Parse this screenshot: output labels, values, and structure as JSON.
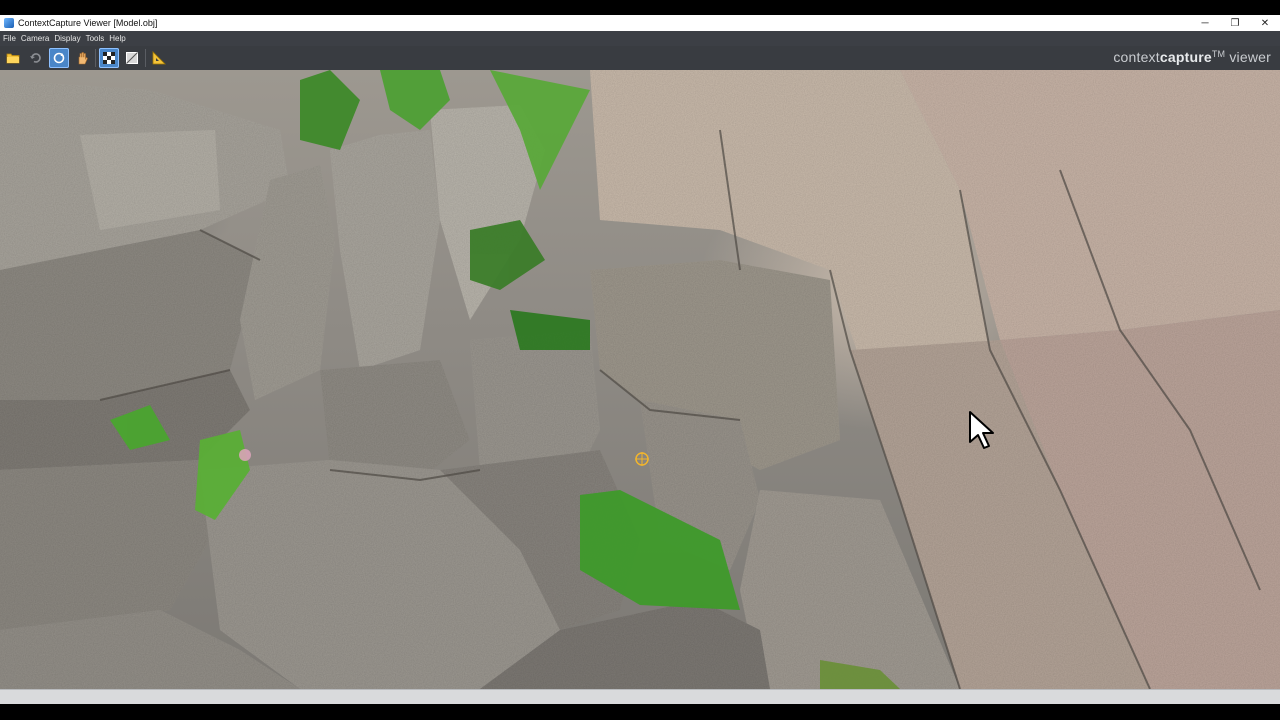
{
  "window": {
    "title": "ContextCapture Viewer [Model.obj]",
    "controls": {
      "minimize": "─",
      "maximize": "❐",
      "close": "✕"
    }
  },
  "menu": {
    "items": [
      "File",
      "Camera",
      "Display",
      "Tools",
      "Help"
    ]
  },
  "toolbar": {
    "tools": [
      {
        "icon": "open-folder-icon",
        "active": false
      },
      {
        "icon": "undo-view-icon",
        "active": false
      },
      {
        "icon": "orbit-icon",
        "active": true
      },
      {
        "icon": "pan-hand-icon",
        "active": false
      },
      {
        "icon": "textured-mode-icon",
        "active": true
      },
      {
        "icon": "wireframe-mode-icon",
        "active": false
      },
      {
        "icon": "measure-icon",
        "active": false
      }
    ]
  },
  "brand": {
    "part1": "context",
    "part2": "capture",
    "tm": "TM",
    "part3": " viewer"
  },
  "colors": {
    "menubar": "#3c3f45",
    "toolbar": "#393c41",
    "active_tool": "#4a86c8",
    "vegetation": "#3f8a2a",
    "rock": "#9a958d"
  }
}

+ + + + +

◆ Written instruction: Pictures are not part of the copy; output everything else in the records exactly.

◆ Answer to this task:
Parse this screenshot: output labels, values, and structure as JSON.
{
  "window": {
    "title": "ContextCapture Viewer [Model.obj]",
    "controls": {
      "minimize": "─",
      "maximize": "❐",
      "close": "✕"
    }
  },
  "menu": {
    "items": [
      "File",
      "Camera",
      "Display",
      "Tools",
      "Help"
    ]
  },
  "toolbar": {
    "tools": [
      {
        "icon": "open-folder-icon",
        "active": false
      },
      {
        "icon": "undo-view-icon",
        "active": false
      },
      {
        "icon": "orbit-icon",
        "active": true
      },
      {
        "icon": "pan-hand-icon",
        "active": false
      },
      {
        "icon": "textured-mode-icon",
        "active": true
      },
      {
        "icon": "wireframe-mode-icon",
        "active": false
      },
      {
        "icon": "measure-icon",
        "active": false
      }
    ]
  },
  "brand": {
    "part1": "context",
    "part2": "capture",
    "tm": "TM",
    "part3": " viewer"
  },
  "colors": {
    "menubar": "#3c3f45",
    "toolbar": "#393c41",
    "active_tool": "#4a86c8",
    "vegetation": "#3f8a2a",
    "rock": "#9a958d"
  }
}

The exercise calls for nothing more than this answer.